STATED EXERCISE>
Output every line exactly as written. Leave out pictures.

RECORDS TO USE>
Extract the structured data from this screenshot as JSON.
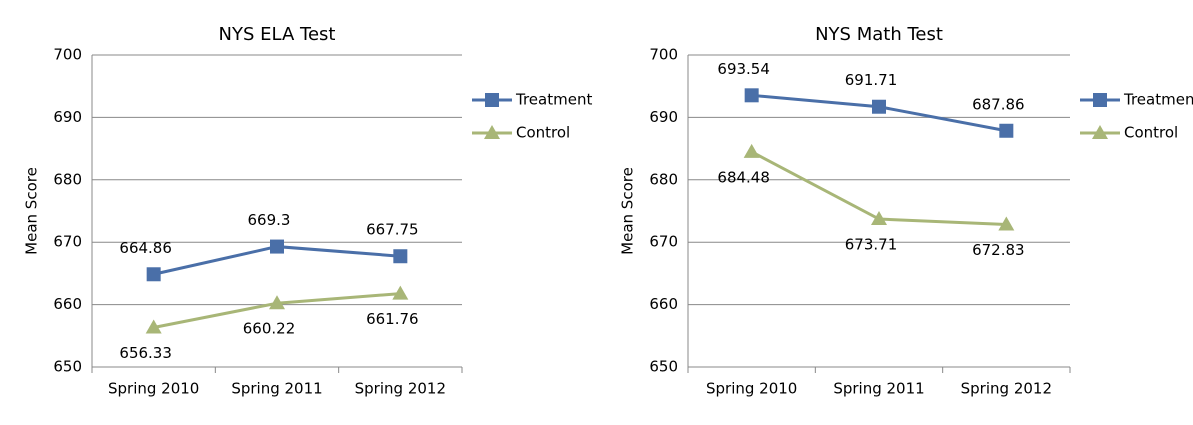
{
  "chart_data": [
    {
      "type": "line",
      "title": "NYS ELA Test",
      "y_label": "Mean Score",
      "categories": [
        "Spring 2010",
        "Spring 2011",
        "Spring 2012"
      ],
      "series": [
        {
          "name": "Treatment",
          "color": "#4a6fa8",
          "marker": "square",
          "values": [
            664.86,
            669.3,
            667.75
          ]
        },
        {
          "name": "Control",
          "color": "#a8b677",
          "marker": "triangle",
          "values": [
            656.33,
            660.22,
            661.76
          ]
        }
      ],
      "ylim": [
        650,
        700
      ],
      "yticks": [
        650,
        660,
        670,
        680,
        690,
        700
      ],
      "grid": true,
      "legend": "right"
    },
    {
      "type": "line",
      "title": "NYS Math Test",
      "y_label": "Mean Score",
      "categories": [
        "Spring 2010",
        "Spring 2011",
        "Spring 2012"
      ],
      "series": [
        {
          "name": "Treatment",
          "color": "#4a6fa8",
          "marker": "square",
          "values": [
            693.54,
            691.71,
            687.86
          ]
        },
        {
          "name": "Control",
          "color": "#a8b677",
          "marker": "triangle",
          "values": [
            684.48,
            673.71,
            672.83
          ]
        }
      ],
      "ylim": [
        650,
        700
      ],
      "yticks": [
        650,
        660,
        670,
        680,
        690,
        700
      ],
      "grid": true,
      "legend": "right"
    }
  ]
}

SOLUTION>
Extract the structured data from this screenshot as JSON.
{
  "chart_data": [
    {
      "type": "line",
      "title": "NYS ELA Test",
      "y_label": "Mean Score",
      "categories": [
        "Spring 2010",
        "Spring 2011",
        "Spring 2012"
      ],
      "series": [
        {
          "name": "Treatment",
          "color": "#4a6fa8",
          "marker": "square",
          "values": [
            664.86,
            669.3,
            667.75
          ]
        },
        {
          "name": "Control",
          "color": "#a8b677",
          "marker": "triangle",
          "values": [
            656.33,
            660.22,
            661.76
          ]
        }
      ],
      "ylim": [
        650,
        700
      ],
      "yticks": [
        650,
        660,
        670,
        680,
        690,
        700
      ],
      "grid": true,
      "legend": "right"
    },
    {
      "type": "line",
      "title": "NYS Math Test",
      "y_label": "Mean Score",
      "categories": [
        "Spring 2010",
        "Spring 2011",
        "Spring 2012"
      ],
      "series": [
        {
          "name": "Treatment",
          "color": "#4a6fa8",
          "marker": "square",
          "values": [
            693.54,
            691.71,
            687.86
          ]
        },
        {
          "name": "Control",
          "color": "#a8b677",
          "marker": "triangle",
          "values": [
            684.48,
            673.71,
            672.83
          ]
        }
      ],
      "ylim": [
        650,
        700
      ],
      "yticks": [
        650,
        660,
        670,
        680,
        690,
        700
      ],
      "grid": true,
      "legend": "right"
    }
  ]
}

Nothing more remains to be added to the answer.